→ **Description of the task**: Skip the pictures and extract all of the lines exactly as written.
[START OF Given data]
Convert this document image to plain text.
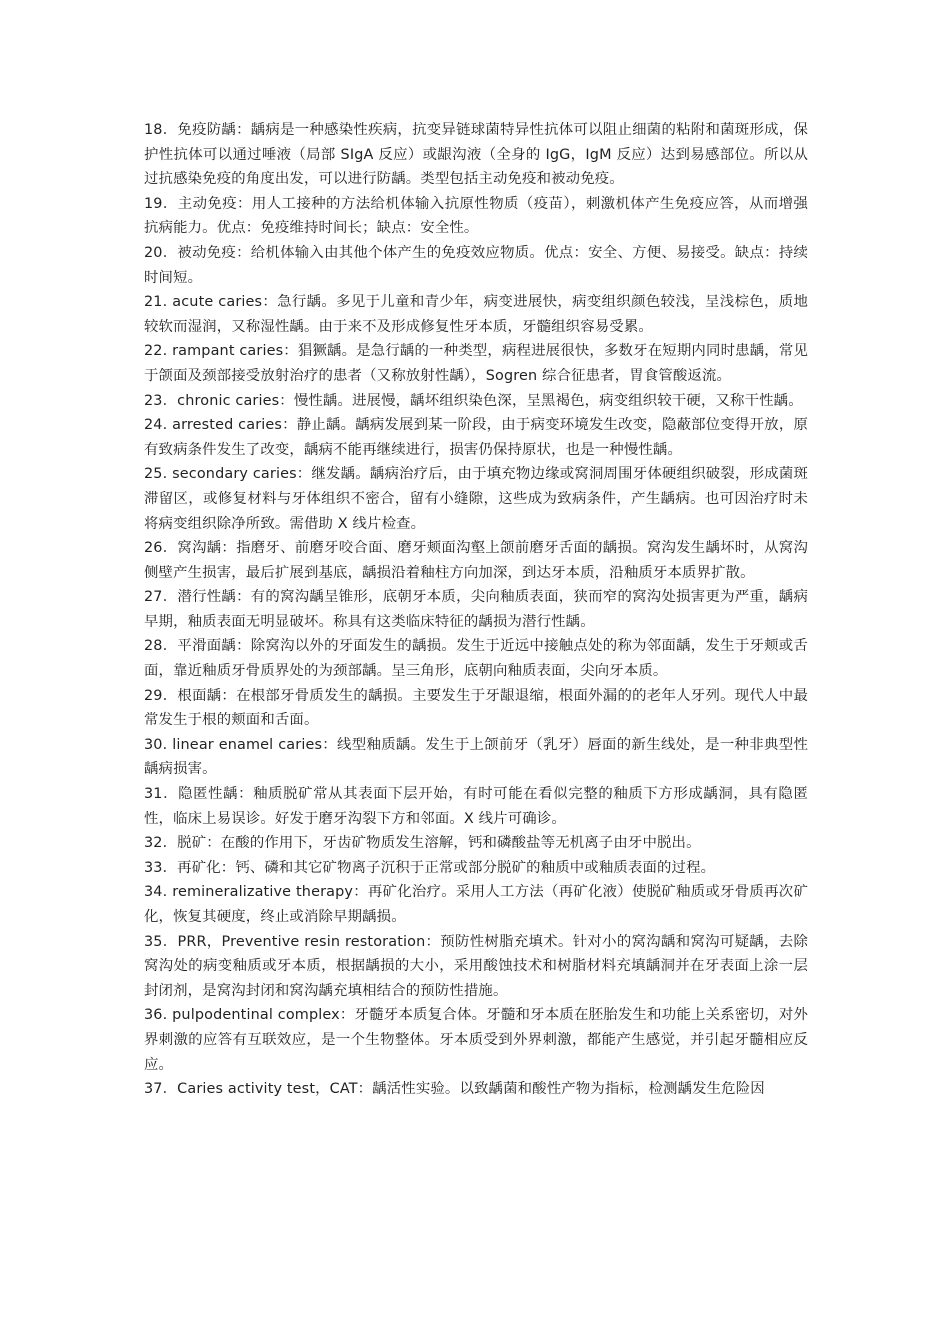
18．免疫防龋：龋病是一种感染性疾病，抗变异链球菌特异性抗体可以阻止细菌的粘附和菌斑形成，保护性抗体可以通过唾液（局部 SIgA 反应）或龈沟液（全身的 IgG，IgM 反应）达到易感部位。所以从过抗感染免疫的角度出发，可以进行防龋。类型包括主动免疫和被动免疫。

19．主动免疫：用人工接种的方法给机体输入抗原性物质（疫苗），刺激机体产生免疫应答，从而增强抗病能力。优点：免疫维持时间长；缺点：安全性。

20．被动免疫：给机体输入由其他个体产生的免疫效应物质。优点：安全、方便、易接受。缺点：持续时间短。

21. acute caries：急行龋。多见于儿童和青少年，病变进展快，病变组织颜色较浅，呈浅棕色，质地较软而湿润，又称湿性龋。由于来不及形成修复性牙本质，牙髓组织容易受累。

22. rampant caries：猖獗龋。是急行龋的一种类型，病程进展很快，多数牙在短期内同时患龋，常见于颌面及颈部接受放射治疗的患者（又称放射性龋），Sogren 综合征患者，胃食管酸返流。

23．chronic caries：慢性龋。进展慢，龋坏组织染色深，呈黑褐色，病变组织较干硬，又称干性龋。

24. arrested caries：静止龋。龋病发展到某一阶段，由于病变环境发生改变，隐蔽部位变得开放，原有致病条件发生了改变，龋病不能再继续进行，损害仍保持原状，也是一种慢性龋。

25. secondary caries：继发龋。龋病治疗后，由于填充物边缘或窝洞周围牙体硬组织破裂，形成菌斑滞留区，或修复材料与牙体组织不密合，留有小缝隙，这些成为致病条件，产生龋病。也可因治疗时未将病变组织除净所致。需借助 X 线片检查。

26．窝沟龋：指磨牙、前磨牙咬合面、磨牙颊面沟壑上颌前磨牙舌面的龋损。窝沟发生龋坏时，从窝沟侧壁产生损害，最后扩展到基底，龋损沿着釉柱方向加深，到达牙本质，沿釉质牙本质界扩散。

27．潜行性龋：有的窝沟龋呈锥形，底朝牙本质，尖向釉质表面，狭而窄的窝沟处损害更为严重，龋病早期，釉质表面无明显破坏。称具有这类临床特征的龋损为潜行性龋。

28．平滑面龋：除窝沟以外的牙面发生的龋损。发生于近远中接触点处的称为邻面龋，发生于牙颊或舌面，靠近釉质牙骨质界处的为颈部龋。呈三角形，底朝向釉质表面，尖向牙本质。

29．根面龋：在根部牙骨质发生的龋损。主要发生于牙龈退缩，根面外漏的的老年人牙列。现代人中最常发生于根的颊面和舌面。

30. linear enamel caries：线型釉质龋。发生于上颌前牙（乳牙）唇面的新生线处，是一种非典型性龋病损害。

31．隐匿性龋：釉质脱矿常从其表面下层开始，有时可能在看似完整的釉质下方形成龋洞，具有隐匿性，临床上易误诊。好发于磨牙沟裂下方和邻面。X 线片可确诊。

32．脱矿：在酸的作用下，牙齿矿物质发生溶解，钙和磷酸盐等无机离子由牙中脱出。

33．再矿化：钙、磷和其它矿物离子沉积于正常或部分脱矿的釉质中或釉质表面的过程。

34. remineralizative therapy：再矿化治疗。采用人工方法（再矿化液）使脱矿釉质或牙骨质再次矿化，恢复其硬度，终止或消除早期龋损。

35．PRR，Preventive resin restoration：预防性树脂充填术。针对小的窝沟龋和窝沟可疑龋，去除窝沟处的病变釉质或牙本质，根据龋损的大小，采用酸蚀技术和树脂材料充填龋洞并在牙表面上涂一层封闭剂，是窝沟封闭和窝沟龋充填相结合的预防性措施。

36. pulpodentinal complex：牙髓牙本质复合体。牙髓和牙本质在胚胎发生和功能上关系密切，对外界刺激的应答有互联效应，是一个生物整体。牙本质受到外界刺激，都能产生感觉，并引起牙髓相应反应。

37．Caries activity test，CAT：龋活性实验。以致龋菌和酸性产物为指标，检测龋发生危险因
[END OF Given data]
→ **Answer for the task**:
Convert this document image to plain text.
18．免疫防龋：龋病是一种感染性疾病，抗变异链球菌特异性抗体可以阻止细菌的粘附和菌斑形成，保护性抗体可以通过唾液（局部 SIgA 反应）或龈沟液（全身的 IgG，IgM 反应）达到易感部位。所以从过抗感染免疫的角度出发，可以进行防龋。类型包括主动免疫和被动免疫。

19．主动免疫：用人工接种的方法给机体输入抗原性物质（疫苗），刺激机体产生免疫应答，从而增强抗病能力。优点：免疫维持时间长；缺点：安全性。

20．被动免疫：给机体输入由其他个体产生的免疫效应物质。优点：安全、方便、易接受。缺点：持续时间短。

21. acute caries：急行龋。多见于儿童和青少年，病变进展快，病变组织颜色较浅，呈浅棕色，质地较软而湿润，又称湿性龋。由于来不及形成修复性牙本质，牙髓组织容易受累。

22. rampant caries：猖獗龋。是急行龋的一种类型，病程进展很快，多数牙在短期内同时患龋，常见于颌面及颈部接受放射治疗的患者（又称放射性龋），Sogren 综合征患者，胃食管酸返流。

23．chronic caries：慢性龋。进展慢，龋坏组织染色深，呈黑褐色，病变组织较干硬，又称干性龋。

24. arrested caries：静止龋。龋病发展到某一阶段，由于病变环境发生改变，隐蔽部位变得开放，原有致病条件发生了改变，龋病不能再继续进行，损害仍保持原状，也是一种慢性龋。

25. secondary caries：继发龋。龋病治疗后，由于填充物边缘或窝洞周围牙体硬组织破裂，形成菌斑滞留区，或修复材料与牙体组织不密合，留有小缝隙，这些成为致病条件，产生龋病。也可因治疗时未将病变组织除净所致。需借助 X 线片检查。

26．窝沟龋：指磨牙、前磨牙咬合面、磨牙颊面沟壑上颌前磨牙舌面的龋损。窝沟发生龋坏时，从窝沟侧壁产生损害，最后扩展到基底，龋损沿着釉柱方向加深，到达牙本质，沿釉质牙本质界扩散。

27．潜行性龋：有的窝沟龋呈锥形，底朝牙本质，尖向釉质表面，狭而窄的窝沟处损害更为严重，龋病早期，釉质表面无明显破坏。称具有这类临床特征的龋损为潜行性龋。

28．平滑面龋：除窝沟以外的牙面发生的龋损。发生于近远中接触点处的称为邻面龋，发生于牙颊或舌面，靠近釉质牙骨质界处的为颈部龋。呈三角形，底朝向釉质表面，尖向牙本质。

29．根面龋：在根部牙骨质发生的龋损。主要发生于牙龈退缩，根面外漏的的老年人牙列。现代人中最常发生于根的颊面和舌面。

30. linear enamel caries：线型釉质龋。发生于上颌前牙（乳牙）唇面的新生线处，是一种非典型性龋病损害。

31．隐匿性龋：釉质脱矿常从其表面下层开始，有时可能在看似完整的釉质下方形成龋洞，具有隐匿性，临床上易误诊。好发于磨牙沟裂下方和邻面。X 线片可确诊。

32．脱矿：在酸的作用下，牙齿矿物质发生溶解，钙和磷酸盐等无机离子由牙中脱出。

33．再矿化：钙、磷和其它矿物离子沉积于正常或部分脱矿的釉质中或釉质表面的过程。

34. remineralizative therapy：再矿化治疗。采用人工方法（再矿化液）使脱矿釉质或牙骨质再次矿化，恢复其硬度，终止或消除早期龋损。

35．PRR，Preventive resin restoration：预防性树脂充填术。针对小的窝沟龋和窝沟可疑龋，去除窝沟处的病变釉质或牙本质，根据龋损的大小，采用酸蚀技术和树脂材料充填龋洞并在牙表面上涂一层封闭剂，是窝沟封闭和窝沟龋充填相结合的预防性措施。

36. pulpodentinal complex：牙髓牙本质复合体。牙髓和牙本质在胚胎发生和功能上关系密切，对外界刺激的应答有互联效应，是一个生物整体。牙本质受到外界刺激，都能产生感觉，并引起牙髓相应反应。

37．Caries activity test，CAT：龋活性实验。以致龋菌和酸性产物为指标，检测龋发生危险因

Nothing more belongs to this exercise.